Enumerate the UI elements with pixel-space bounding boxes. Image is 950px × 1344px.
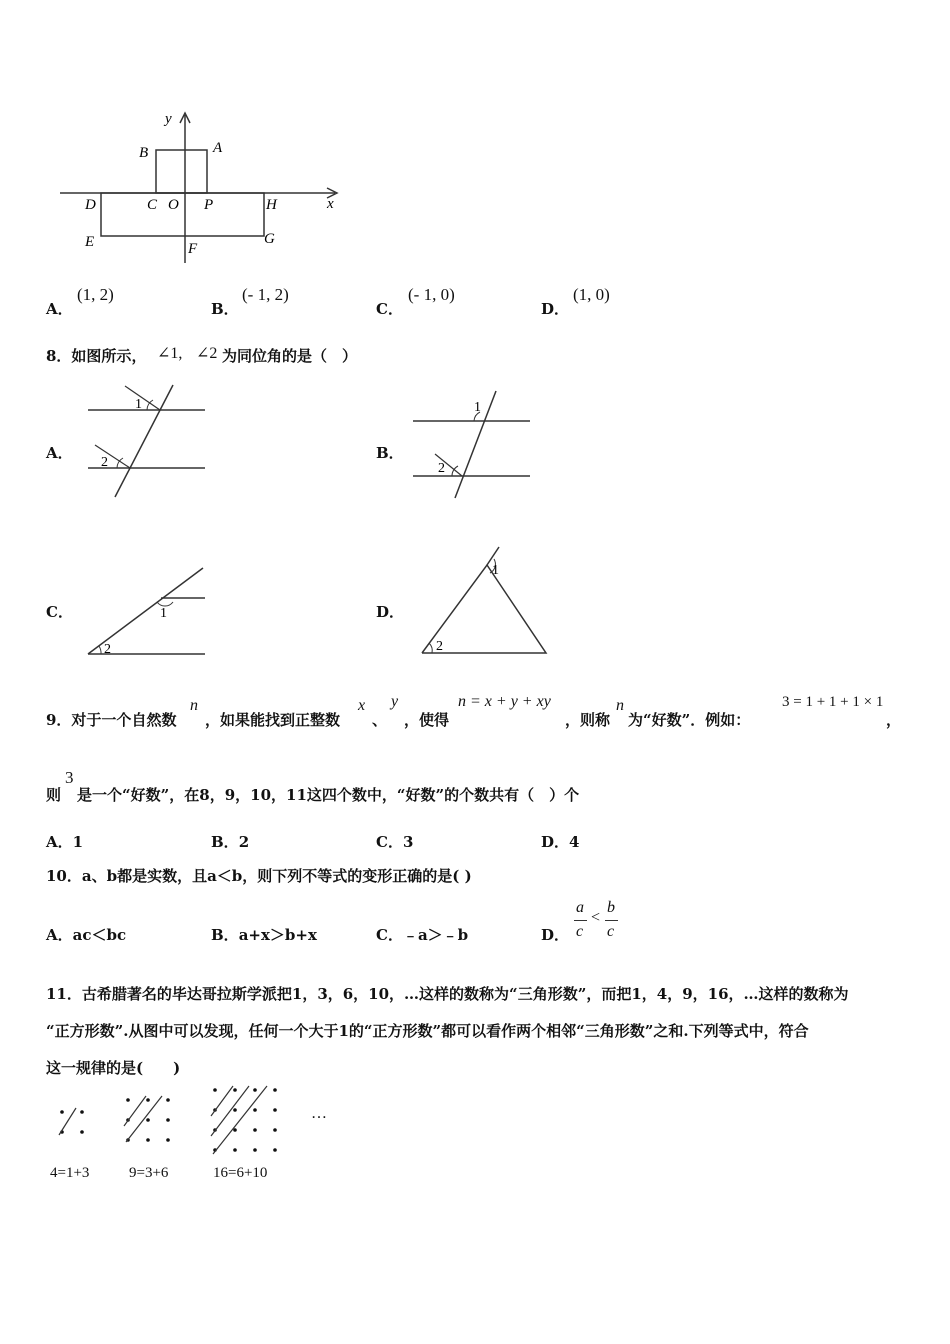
q9-option-c: C．3 <box>376 833 414 851</box>
q10-option-d-letter: D． <box>541 926 570 944</box>
q10-stem: 10．a、b都是实数，且a＜b，则下列不等式的变形正确的是( ) <box>46 867 472 885</box>
q10-option-b: B．a+x＞b+x <box>211 926 317 944</box>
q9-text-4: ，则称 <box>565 711 611 729</box>
q9-three: 3 <box>65 768 74 787</box>
q10-option-d-fraction <box>572 899 622 947</box>
q10-option-a: A．ac＜bc <box>46 926 127 944</box>
q9-comma: ， <box>886 711 902 729</box>
q8-stem-prefix: 8．如图所示， <box>46 347 147 365</box>
label-H: H <box>266 197 277 213</box>
q9-text-3: ，使得 <box>404 711 450 729</box>
q11-line-2: “正方形数”.从图中可以发现，任何一个大于1的“正方形数”都可以看作两个相邻“三角形数”之和.下列等式中，符合 <box>46 1022 809 1040</box>
q9-sep: 、 <box>372 711 388 729</box>
q8-option-d-letter: D． <box>376 603 405 621</box>
label-B: B <box>139 145 149 161</box>
q9-text-5: 为“好数”．例如： <box>628 711 751 729</box>
frac-num-a: a <box>576 899 584 916</box>
q11-dot-pattern-9 <box>118 1092 178 1150</box>
q8-option-b-letter: B． <box>376 444 404 462</box>
frac-bar-2 <box>605 920 618 921</box>
q7-coordinate-figure <box>55 105 355 275</box>
q8-option-a-letter: A． <box>46 444 73 462</box>
q9-line2-rest: 是一个“好数”，在8，9，10，11这四个数中，“好数”的个数共有（ ）个 <box>77 786 580 804</box>
frac-less-than: < <box>591 909 601 926</box>
frac-bar-1 <box>574 920 587 921</box>
q7-option-c-value: (- 1, 0) <box>408 285 455 304</box>
q9-option-b: B．2 <box>211 833 250 851</box>
frac-den-c1: c <box>576 923 584 940</box>
q8-option-c-letter: C． <box>46 603 73 621</box>
q11-dot-pattern-16 <box>205 1082 285 1160</box>
q8-figure-a <box>85 380 215 502</box>
q8-stem-suffix: 为同位角的是（ ） <box>222 347 358 365</box>
q10-option-c: C．﹣a＞﹣b <box>376 926 469 944</box>
q8-c-mark2: 2 <box>104 642 111 657</box>
q8-figure-b <box>410 388 535 500</box>
frac-num-b: b <box>607 899 615 916</box>
label-F: F <box>188 241 198 257</box>
q9-option-a: A．1 <box>46 833 84 851</box>
label-O: O <box>168 197 179 213</box>
label-y: y <box>165 111 172 127</box>
q9-option-d: D．4 <box>541 833 580 851</box>
q7-option-d-letter: D． <box>541 300 570 318</box>
label-C: C <box>147 197 158 213</box>
label-G: G <box>264 231 275 247</box>
q9-text-1: 9．对于一个自然数 <box>46 711 177 729</box>
label-E: E <box>85 234 95 250</box>
q11-caption-16: 16=6+10 <box>213 1165 268 1181</box>
q8-b-mark1: 1 <box>474 400 481 415</box>
q8-a-mark1: 1 <box>135 397 142 412</box>
q8-c-mark1: 1 <box>160 606 167 621</box>
q8-d-mark2: 2 <box>436 639 443 654</box>
q9-text-2: ，如果能找到正整数 <box>205 711 341 729</box>
q9-y: y <box>391 693 399 710</box>
q8-figure-d <box>418 543 553 659</box>
q11-dot-pattern-4 <box>52 1102 92 1142</box>
label-x: x <box>327 196 334 212</box>
q9-line2-prefix: 则 <box>46 786 62 804</box>
q9-x: x <box>358 697 366 714</box>
q9-formula: n = x + y + xy <box>458 693 551 710</box>
q8-d-mark1: 1 <box>492 563 499 578</box>
q8-figure-c <box>85 562 210 660</box>
q11-ellipsis: … <box>311 1105 327 1122</box>
q11-caption-9: 9=3+6 <box>129 1165 169 1181</box>
q8-angle1: ∠1, <box>157 345 183 362</box>
frac-den-c2: c <box>607 923 615 940</box>
q7-option-a-value: (1, 2) <box>77 285 114 304</box>
label-D: D <box>85 197 96 213</box>
q8-a-mark2: 2 <box>101 455 108 470</box>
q9-example: 3 = 1 + 1 + 1 × 1 <box>782 694 884 710</box>
q7-option-c-letter: C． <box>376 300 403 318</box>
q7-option-b-value: (- 1, 2) <box>242 285 289 304</box>
label-P: P <box>204 197 214 213</box>
q9-n: n <box>190 697 198 714</box>
q7-option-a-letter: A． <box>46 300 73 318</box>
q7-option-b-letter: B． <box>211 300 239 318</box>
q8-b-mark2: 2 <box>438 461 445 476</box>
label-A: A <box>213 140 223 156</box>
q11-line-3: 这一规律的是( ) <box>46 1059 181 1077</box>
q9-n2: n <box>616 697 624 714</box>
q11-caption-4: 4=1+3 <box>50 1165 90 1181</box>
q7-option-d-value: (1, 0) <box>573 285 610 304</box>
q8-angle2: ∠2 <box>196 345 218 362</box>
q11-line-1: 11．古希腊著名的毕达哥拉斯学派把1，3，6，10，…这样的数称为“三角形数”，而把1，4，9，16，…这样的数称为 <box>46 985 849 1003</box>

━━━━

Rewrite the lines from the one containing "q9-option-c: C．3 <box>376 833 414 851</box>" to the one containing "q9-three: 3 <box>65 768 74 787</box>", swapping "option" for "choice" and leaving everything else unchanged.

q9-choice-c: C．3 <box>376 833 414 851</box>
q10-choice-d-letter: D． <box>541 926 570 944</box>
q10-stem: 10．a、b都是实数，且a＜b，则下列不等式的变形正确的是( ) <box>46 867 472 885</box>
q10-choice-b: B．a+x＞b+x <box>211 926 317 944</box>
q9-text-4: ，则称 <box>565 711 611 729</box>
q9-three: 3 <box>65 768 74 787</box>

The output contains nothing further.